__Stated exercise a__
In the annotated region listings, update the stretch of rows from the one containing "bar-2030 [926, 213, 965, 545]" through the one containing "gridline [733, 159, 734, 545]" by replacing "gridline" with "vertical-gridline", leaving everything else unchanged.

__Passage to read__
AFAIK `String.class.getName()` gives `java.lang.String`. – Luiggi Mendoza May 19 '14 at 05:52
This answer needs Java 7 – ataulm May 19 '14 at 05:53
2

Now this won't compile since you have to set values that the compiler can take as constants. `String.class.getName()` is not a constant value by the compiler. – Luiggi Mendoza May 19 '14 at 05:54

Luiggi Mendoza · Accepted Answer · 2014-05-19T06:16:15.783

The main problem in the code is the wrong usage of the switch statement. It will only work for constant (literal or final marked variables) from primitive type byte, short, char or int. Since Java 5, it also allow constants variables of the respective wrapper classes of these primitives: Byte, Short, Character and Integer, and also support enums, and since Java 7 it supports constant String variables. This is covered in Java Tutorials. The switch Statement. So, to fix your current code, use if statements instead of switch:

//when comparing object references, use the equals method, not ==
if (String.class.equals(type)) {
    //...
} else if (Integer.class.equals(type)) {
    //...
} else ...

From your comment:

just needed to build a class design for Stack, that could use many data types. Is there anything bad I did?

__Annotated region listings__

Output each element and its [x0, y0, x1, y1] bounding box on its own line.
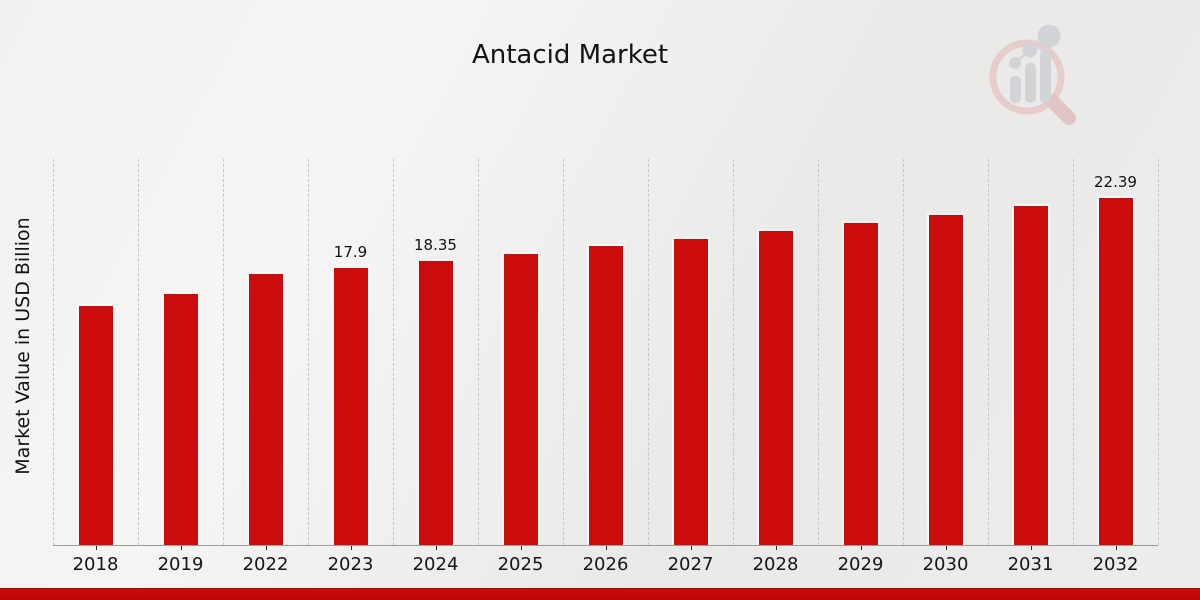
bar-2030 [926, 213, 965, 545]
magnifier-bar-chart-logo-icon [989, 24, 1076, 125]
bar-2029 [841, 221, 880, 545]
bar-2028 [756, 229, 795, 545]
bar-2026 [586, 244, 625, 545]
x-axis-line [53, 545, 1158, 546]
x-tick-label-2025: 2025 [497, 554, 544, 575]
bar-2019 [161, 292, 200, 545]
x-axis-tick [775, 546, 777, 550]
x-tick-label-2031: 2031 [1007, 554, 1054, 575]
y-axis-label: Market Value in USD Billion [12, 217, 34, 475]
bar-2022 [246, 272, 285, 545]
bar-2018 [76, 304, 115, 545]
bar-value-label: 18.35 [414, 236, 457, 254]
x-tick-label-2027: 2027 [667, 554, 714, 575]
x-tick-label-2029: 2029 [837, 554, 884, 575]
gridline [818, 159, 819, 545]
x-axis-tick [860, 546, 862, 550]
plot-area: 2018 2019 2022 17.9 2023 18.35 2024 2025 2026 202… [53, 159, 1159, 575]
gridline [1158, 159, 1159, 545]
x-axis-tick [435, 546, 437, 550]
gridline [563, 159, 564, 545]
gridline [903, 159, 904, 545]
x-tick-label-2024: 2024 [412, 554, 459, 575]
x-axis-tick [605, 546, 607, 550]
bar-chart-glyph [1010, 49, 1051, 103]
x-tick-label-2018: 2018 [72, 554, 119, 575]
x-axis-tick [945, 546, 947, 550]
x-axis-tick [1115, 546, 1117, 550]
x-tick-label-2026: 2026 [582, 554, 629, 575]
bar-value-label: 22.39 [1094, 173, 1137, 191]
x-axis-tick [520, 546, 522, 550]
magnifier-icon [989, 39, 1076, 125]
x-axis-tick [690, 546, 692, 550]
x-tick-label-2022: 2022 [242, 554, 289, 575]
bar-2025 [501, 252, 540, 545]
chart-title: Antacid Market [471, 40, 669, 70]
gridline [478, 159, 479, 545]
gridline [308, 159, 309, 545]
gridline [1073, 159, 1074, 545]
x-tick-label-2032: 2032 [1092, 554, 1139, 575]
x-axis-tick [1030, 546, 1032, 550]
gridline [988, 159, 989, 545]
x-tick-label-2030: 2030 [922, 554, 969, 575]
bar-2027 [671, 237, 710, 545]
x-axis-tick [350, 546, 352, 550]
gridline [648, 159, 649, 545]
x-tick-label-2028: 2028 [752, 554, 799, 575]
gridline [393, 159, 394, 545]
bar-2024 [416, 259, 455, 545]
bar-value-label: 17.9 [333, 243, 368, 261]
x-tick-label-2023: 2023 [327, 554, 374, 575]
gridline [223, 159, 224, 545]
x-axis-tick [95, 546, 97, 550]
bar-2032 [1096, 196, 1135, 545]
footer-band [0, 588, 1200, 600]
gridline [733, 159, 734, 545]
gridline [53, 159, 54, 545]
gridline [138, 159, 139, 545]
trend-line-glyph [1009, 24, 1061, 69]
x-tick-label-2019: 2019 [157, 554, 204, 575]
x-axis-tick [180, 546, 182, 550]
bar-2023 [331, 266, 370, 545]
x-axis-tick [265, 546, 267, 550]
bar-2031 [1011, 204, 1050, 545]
* * *
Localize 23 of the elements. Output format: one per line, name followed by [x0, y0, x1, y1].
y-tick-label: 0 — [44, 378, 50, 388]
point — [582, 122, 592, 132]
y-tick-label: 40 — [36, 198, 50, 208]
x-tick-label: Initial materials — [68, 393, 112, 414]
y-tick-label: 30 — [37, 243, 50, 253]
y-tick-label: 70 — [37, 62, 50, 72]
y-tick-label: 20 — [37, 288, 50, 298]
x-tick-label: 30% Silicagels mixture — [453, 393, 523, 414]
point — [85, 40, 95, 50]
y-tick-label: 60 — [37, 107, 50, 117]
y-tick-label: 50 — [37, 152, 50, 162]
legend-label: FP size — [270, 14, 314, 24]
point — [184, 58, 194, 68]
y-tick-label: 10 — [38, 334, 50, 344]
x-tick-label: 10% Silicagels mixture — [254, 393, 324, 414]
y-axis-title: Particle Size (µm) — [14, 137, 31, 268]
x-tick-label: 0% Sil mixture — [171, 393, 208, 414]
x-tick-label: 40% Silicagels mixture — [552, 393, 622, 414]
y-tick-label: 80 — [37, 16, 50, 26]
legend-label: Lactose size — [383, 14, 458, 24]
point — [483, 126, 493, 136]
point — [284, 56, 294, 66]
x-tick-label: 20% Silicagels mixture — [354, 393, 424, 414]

__Stated exercise b__
Continue the forum thread on using a switch statement with class types in Java from where it stops.

__Final result a__
bar-2030 [926, 213, 965, 545]
magnifier-bar-chart-logo-icon [989, 24, 1076, 125]
bar-2029 [841, 221, 880, 545]
bar-2028 [756, 229, 795, 545]
bar-2026 [586, 244, 625, 545]
x-axis-line [53, 545, 1158, 546]
x-tick-label-2025: 2025 [497, 554, 544, 575]
bar-2019 [161, 292, 200, 545]
x-axis-tick [775, 546, 777, 550]
x-tick-label-2031: 2031 [1007, 554, 1054, 575]
y-axis-label: Market Value in USD Billion [12, 217, 34, 475]
bar-2022 [246, 272, 285, 545]
bar-2018 [76, 304, 115, 545]
bar-value-label: 18.35 [414, 236, 457, 254]
x-tick-label-2027: 2027 [667, 554, 714, 575]
x-tick-label-2029: 2029 [837, 554, 884, 575]
vertical-gridline [818, 159, 819, 545]
x-axis-tick [860, 546, 862, 550]
plot-area: 2018 2019 2022 17.9 2023 18.35 2024 2025 2026 202… [53, 159, 1159, 575]
vertical-gridline [1158, 159, 1159, 545]
x-axis-tick [435, 546, 437, 550]
vertical-gridline [563, 159, 564, 545]
vertical-gridline [903, 159, 904, 545]
x-tick-label-2024: 2024 [412, 554, 459, 575]
x-axis-tick [605, 546, 607, 550]
bar-chart-glyph [1010, 49, 1051, 103]
x-tick-label-2018: 2018 [72, 554, 119, 575]
x-axis-tick [945, 546, 947, 550]
x-axis-tick [1115, 546, 1117, 550]
x-tick-label-2026: 2026 [582, 554, 629, 575]
bar-value-label: 22.39 [1094, 173, 1137, 191]
x-axis-tick [520, 546, 522, 550]
magnifier-icon [989, 39, 1076, 125]
x-axis-tick [690, 546, 692, 550]
x-tick-label-2022: 2022 [242, 554, 289, 575]
bar-2025 [501, 252, 540, 545]
chart-title: Antacid Market [471, 40, 669, 70]
vertical-gridline [478, 159, 479, 545]
vertical-gridline [308, 159, 309, 545]
vertical-gridline [1073, 159, 1074, 545]
x-tick-label-2032: 2032 [1092, 554, 1139, 575]
x-axis-tick [1030, 546, 1032, 550]
vertical-gridline [988, 159, 989, 545]
x-tick-label-2030: 2030 [922, 554, 969, 575]
bar-2027 [671, 237, 710, 545]
x-axis-tick [350, 546, 352, 550]
vertical-gridline [648, 159, 649, 545]
x-tick-label-2028: 2028 [752, 554, 799, 575]
vertical-gridline [393, 159, 394, 545]
bar-2024 [416, 259, 455, 545]
bar-value-label: 17.9 [333, 243, 368, 261]
x-tick-label-2023: 2023 [327, 554, 374, 575]
vertical-gridline [223, 159, 224, 545]
x-axis-tick [95, 546, 97, 550]
bar-2032 [1096, 196, 1135, 545]
footer-band [0, 588, 1200, 600]
vertical-gridline [733, 159, 734, 545]

__Final result b__
The main problem in the design is that you would have to add basically any Java class and custom class in this long if list, which will make your code really ugly, awful and a nightmare even for you. To fix this, Java give us generics since Java 5. So, you could define your class like this:

class MyStack<E> {
    //implementing the stack using a generic single linked list
    class Item {
        E data;
        Item next;
    }
    private Item head;
    private Item tail;
    private int size = 0;
    public MyStack() {
    }
    public int getSize() {
        return this.size;
    }
    public void add(E e) {
        Item temp = new Item();
        temp.data = e;
        if (head == null) {
            head = temp;
        } else {
            tail.next = temp;
        }
        tail = temp;
        size++;
    }
    //add the rest of the behavior...
}

By the way, there already is a Stack class in Java Collections API, and you should not have any class with the same name of the Java JDK API. That's why in my example, the stack class is called MyStack.

this is great. Right at the Point. – Dan Jay May 19 '14 at 06:16 — Dan Jay, May 19 '14 at 06:16

androidcodehunter · Answer 4 · 2014-05-19T06:00:22.063

0

From oralce site I found this.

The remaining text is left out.